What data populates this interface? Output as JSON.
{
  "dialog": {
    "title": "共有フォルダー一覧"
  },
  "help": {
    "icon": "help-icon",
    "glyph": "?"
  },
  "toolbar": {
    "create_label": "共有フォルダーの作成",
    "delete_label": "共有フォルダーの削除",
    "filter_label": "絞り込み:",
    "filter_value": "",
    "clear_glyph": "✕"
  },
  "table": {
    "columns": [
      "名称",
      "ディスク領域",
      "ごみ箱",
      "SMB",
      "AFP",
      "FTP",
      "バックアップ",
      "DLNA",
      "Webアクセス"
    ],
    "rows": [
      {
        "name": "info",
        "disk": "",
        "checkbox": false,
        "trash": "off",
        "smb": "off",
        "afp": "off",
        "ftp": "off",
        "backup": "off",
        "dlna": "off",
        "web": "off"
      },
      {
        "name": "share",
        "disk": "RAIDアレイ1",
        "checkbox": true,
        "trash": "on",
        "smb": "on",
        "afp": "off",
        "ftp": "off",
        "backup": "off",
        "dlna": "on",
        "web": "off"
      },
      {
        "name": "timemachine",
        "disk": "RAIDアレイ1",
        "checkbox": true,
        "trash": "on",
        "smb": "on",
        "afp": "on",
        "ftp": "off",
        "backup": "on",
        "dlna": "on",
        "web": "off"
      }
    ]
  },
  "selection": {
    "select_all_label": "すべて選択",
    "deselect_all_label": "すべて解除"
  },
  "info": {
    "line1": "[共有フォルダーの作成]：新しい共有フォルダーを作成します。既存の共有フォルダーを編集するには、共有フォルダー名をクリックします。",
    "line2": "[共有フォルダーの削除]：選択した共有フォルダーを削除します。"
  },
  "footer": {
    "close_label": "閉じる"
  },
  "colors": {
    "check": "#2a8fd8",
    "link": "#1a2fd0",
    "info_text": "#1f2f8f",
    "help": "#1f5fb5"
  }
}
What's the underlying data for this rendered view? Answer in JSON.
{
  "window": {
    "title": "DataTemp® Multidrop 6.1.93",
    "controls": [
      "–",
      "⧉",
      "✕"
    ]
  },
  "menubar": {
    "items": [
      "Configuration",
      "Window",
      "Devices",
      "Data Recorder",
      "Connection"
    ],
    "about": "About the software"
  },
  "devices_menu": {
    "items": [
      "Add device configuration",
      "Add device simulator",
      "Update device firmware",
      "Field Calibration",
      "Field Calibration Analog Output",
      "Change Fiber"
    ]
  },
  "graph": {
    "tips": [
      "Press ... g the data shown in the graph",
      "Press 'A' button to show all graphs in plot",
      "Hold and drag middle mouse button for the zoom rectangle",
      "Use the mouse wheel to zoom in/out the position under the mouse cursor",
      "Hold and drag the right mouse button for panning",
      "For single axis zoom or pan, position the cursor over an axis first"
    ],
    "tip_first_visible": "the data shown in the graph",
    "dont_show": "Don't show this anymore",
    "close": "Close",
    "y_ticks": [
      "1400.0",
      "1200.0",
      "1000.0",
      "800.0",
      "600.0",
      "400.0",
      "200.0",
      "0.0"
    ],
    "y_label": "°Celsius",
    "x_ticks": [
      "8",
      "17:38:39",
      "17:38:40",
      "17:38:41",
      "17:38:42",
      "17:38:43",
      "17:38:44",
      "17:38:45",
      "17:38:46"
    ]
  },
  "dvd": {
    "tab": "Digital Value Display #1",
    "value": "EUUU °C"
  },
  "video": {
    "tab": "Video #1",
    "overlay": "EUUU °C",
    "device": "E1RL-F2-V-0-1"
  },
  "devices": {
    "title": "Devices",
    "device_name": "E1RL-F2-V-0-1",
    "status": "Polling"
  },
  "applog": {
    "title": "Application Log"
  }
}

What to produce: Provide an exact reproduction of all the entries shown above.

Completed task:
What data populates this interface? Output as JSON.
{
  "dialog": {
    "title": "共有フォルダー一覧"
  },
  "help": {
    "icon": "help-icon",
    "glyph": "?"
  },
  "toolbar": {
    "create_label": "共有フォルダーの作成",
    "delete_label": "共有フォルダーの削除",
    "filter_label": "絞り込み:",
    "filter_value": "",
    "clear_glyph": "✕"
  },
  "table": {
    "columns": [
      "名称",
      "ディスク領域",
      "ごみ箱",
      "SMB",
      "AFP",
      "FTP",
      "バックアップ",
      "DLNA",
      "Webアクセス"
    ],
    "rows": [
      {
        "name": "info",
        "disk": "",
        "checkbox": false,
        "trash": "off",
        "smb": "off",
        "afp": "off",
        "ftp": "off",
        "backup": "off",
        "dlna": "off",
        "web": "off"
      },
      {
        "name": "share",
        "disk": "RAIDアレイ1",
        "checkbox": true,
        "trash": "on",
        "smb": "on",
        "afp": "off",
        "ftp": "off",
        "backup": "off",
        "dlna": "on",
        "web": "off"
      },
      {
        "name": "timemachine",
        "disk": "RAIDアレイ1",
        "checkbox": true,
        "trash": "on",
        "smb": "on",
        "afp": "on",
        "ftp": "off",
        "backup": "on",
        "dlna": "on",
        "web": "off"
      }
    ]
  },
  "selection": {
    "select_all_label": "すべて選択",
    "deselect_all_label": "すべて解除"
  },
  "info": {
    "line1": "[共有フォルダーの作成]：新しい共有フォルダーを作成します。既存の共有フォルダーを編集するには、共有フォルダー名をクリックします。",
    "line2": "[共有フォルダーの削除]：選択した共有フォルダーを削除します。"
  },
  "footer": {
    "close_label": "閉じる"
  },
  "colors": {
    "check": "#2a8fd8",
    "link": "#1a2fd0",
    "info_text": "#1f2f8f",
    "help": "#1f5fb5"
  }
}
What's the underlying data for this rendered view? Answer in JSON.
{
  "window": {
    "title": "DataTemp® Multidrop 6.1.93",
    "controls": [
      "–",
      "⧉",
      "✕"
    ]
  },
  "menubar": {
    "items": [
      "Configuration",
      "Window",
      "Devices",
      "Data Recorder",
      "Connection"
    ],
    "about": "About the software"
  },
  "devices_menu": {
    "items": [
      "Add device configuration",
      "Add device simulator",
      "Update device firmware",
      "Field Calibration",
      "Field Calibration Analog Output",
      "Change Fiber"
    ]
  },
  "graph": {
    "tips": [
      "Press ... g the data shown in the graph",
      "Press 'A' button to show all graphs in plot",
      "Hold and drag middle mouse button for the zoom rectangle",
      "Use the mouse wheel to zoom in/out the position under the mouse cursor",
      "Hold and drag the right mouse button for panning",
      "For single axis zoom or pan, position the cursor over an axis first"
    ],
    "tip_first_visible": "the data shown in the graph",
    "dont_show": "Don't show this anymore",
    "close": "Close",
    "y_ticks": [
      "1400.0",
      "1200.0",
      "1000.0",
      "800.0",
      "600.0",
      "400.0",
      "200.0",
      "0.0"
    ],
    "y_label": "°Celsius",
    "x_ticks": [
      "8",
      "17:38:39",
      "17:38:40",
      "17:38:41",
      "17:38:42",
      "17:38:43",
      "17:38:44",
      "17:38:45",
      "17:38:46"
    ]
  },
  "dvd": {
    "tab": "Digital Value Display #1",
    "value": "EUUU °C"
  },
  "video": {
    "tab": "Video #1",
    "overlay": "EUUU °C",
    "device": "E1RL-F2-V-0-1"
  },
  "devices": {
    "title": "Devices",
    "device_name": "E1RL-F2-V-0-1",
    "status": "Polling"
  },
  "applog": {
    "title": "Application Log"
  }
}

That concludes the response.